Dataset »
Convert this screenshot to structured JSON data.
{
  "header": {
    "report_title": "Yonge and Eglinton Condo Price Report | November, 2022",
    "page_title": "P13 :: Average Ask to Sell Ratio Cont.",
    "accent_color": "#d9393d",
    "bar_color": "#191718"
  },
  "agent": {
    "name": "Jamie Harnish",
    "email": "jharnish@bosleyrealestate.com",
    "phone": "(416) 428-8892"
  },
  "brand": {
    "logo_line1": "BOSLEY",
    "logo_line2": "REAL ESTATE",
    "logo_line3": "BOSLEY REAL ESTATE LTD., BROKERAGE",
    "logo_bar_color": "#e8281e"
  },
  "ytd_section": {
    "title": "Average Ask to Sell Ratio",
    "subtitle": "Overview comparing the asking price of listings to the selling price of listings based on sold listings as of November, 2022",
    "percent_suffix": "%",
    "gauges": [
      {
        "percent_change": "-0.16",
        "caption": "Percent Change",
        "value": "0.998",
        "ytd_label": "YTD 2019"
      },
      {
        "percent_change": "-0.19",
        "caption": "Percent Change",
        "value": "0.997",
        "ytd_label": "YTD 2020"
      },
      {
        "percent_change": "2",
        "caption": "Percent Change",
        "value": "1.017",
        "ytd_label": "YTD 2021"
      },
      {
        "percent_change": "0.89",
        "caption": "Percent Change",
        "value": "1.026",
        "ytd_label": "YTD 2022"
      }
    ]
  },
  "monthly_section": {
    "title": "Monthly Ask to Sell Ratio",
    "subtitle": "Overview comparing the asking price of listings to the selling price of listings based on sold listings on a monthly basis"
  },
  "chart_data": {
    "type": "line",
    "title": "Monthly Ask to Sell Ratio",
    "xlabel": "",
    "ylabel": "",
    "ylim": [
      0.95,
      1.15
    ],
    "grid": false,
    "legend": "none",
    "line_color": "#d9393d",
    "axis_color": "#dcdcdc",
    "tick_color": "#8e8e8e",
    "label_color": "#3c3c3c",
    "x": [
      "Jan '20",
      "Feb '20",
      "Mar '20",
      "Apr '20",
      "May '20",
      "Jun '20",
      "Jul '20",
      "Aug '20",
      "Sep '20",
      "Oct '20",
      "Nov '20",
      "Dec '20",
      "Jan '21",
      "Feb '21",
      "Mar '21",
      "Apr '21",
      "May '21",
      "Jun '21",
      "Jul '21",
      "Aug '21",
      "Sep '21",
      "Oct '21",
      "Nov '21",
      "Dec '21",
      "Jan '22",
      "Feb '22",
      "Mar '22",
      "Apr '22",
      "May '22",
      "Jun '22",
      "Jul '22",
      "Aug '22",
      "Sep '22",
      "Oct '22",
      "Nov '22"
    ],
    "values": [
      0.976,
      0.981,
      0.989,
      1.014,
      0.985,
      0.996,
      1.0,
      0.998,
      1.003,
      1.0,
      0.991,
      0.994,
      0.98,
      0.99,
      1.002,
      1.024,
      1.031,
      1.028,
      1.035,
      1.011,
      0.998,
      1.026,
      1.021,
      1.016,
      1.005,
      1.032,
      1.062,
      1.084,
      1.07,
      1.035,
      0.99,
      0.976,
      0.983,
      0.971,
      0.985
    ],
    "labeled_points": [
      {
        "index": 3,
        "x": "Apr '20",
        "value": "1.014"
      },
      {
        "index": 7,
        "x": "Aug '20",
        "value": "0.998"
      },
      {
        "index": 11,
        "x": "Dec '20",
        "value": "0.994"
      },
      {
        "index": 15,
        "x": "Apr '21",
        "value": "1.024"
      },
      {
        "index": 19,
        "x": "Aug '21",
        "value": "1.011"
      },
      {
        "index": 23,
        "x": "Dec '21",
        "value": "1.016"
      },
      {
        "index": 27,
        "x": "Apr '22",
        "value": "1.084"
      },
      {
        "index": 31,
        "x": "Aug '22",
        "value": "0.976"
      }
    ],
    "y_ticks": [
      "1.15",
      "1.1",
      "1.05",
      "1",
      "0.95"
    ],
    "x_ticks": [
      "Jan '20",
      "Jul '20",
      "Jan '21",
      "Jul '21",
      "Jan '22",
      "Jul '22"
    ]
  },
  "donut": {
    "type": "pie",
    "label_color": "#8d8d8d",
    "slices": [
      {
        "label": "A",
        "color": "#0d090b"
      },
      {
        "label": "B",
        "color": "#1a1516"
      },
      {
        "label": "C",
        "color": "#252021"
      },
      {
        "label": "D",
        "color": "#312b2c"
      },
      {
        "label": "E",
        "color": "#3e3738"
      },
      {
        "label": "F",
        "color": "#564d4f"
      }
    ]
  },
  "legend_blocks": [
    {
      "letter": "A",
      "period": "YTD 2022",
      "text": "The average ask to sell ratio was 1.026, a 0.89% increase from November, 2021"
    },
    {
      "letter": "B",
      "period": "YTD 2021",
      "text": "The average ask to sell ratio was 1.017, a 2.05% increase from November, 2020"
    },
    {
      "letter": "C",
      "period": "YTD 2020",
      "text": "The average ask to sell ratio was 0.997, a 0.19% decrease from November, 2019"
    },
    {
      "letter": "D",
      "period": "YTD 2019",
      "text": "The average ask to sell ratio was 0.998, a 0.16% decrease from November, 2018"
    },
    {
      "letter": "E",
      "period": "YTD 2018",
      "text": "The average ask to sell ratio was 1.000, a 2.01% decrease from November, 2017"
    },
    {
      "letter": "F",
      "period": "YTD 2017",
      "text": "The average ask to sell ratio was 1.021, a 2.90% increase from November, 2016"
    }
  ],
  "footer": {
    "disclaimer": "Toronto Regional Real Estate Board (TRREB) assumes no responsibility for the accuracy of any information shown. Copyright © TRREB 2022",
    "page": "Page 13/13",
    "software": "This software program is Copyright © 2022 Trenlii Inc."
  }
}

Stated task »
State only how many lines in the material include "listings".

Correct response »
2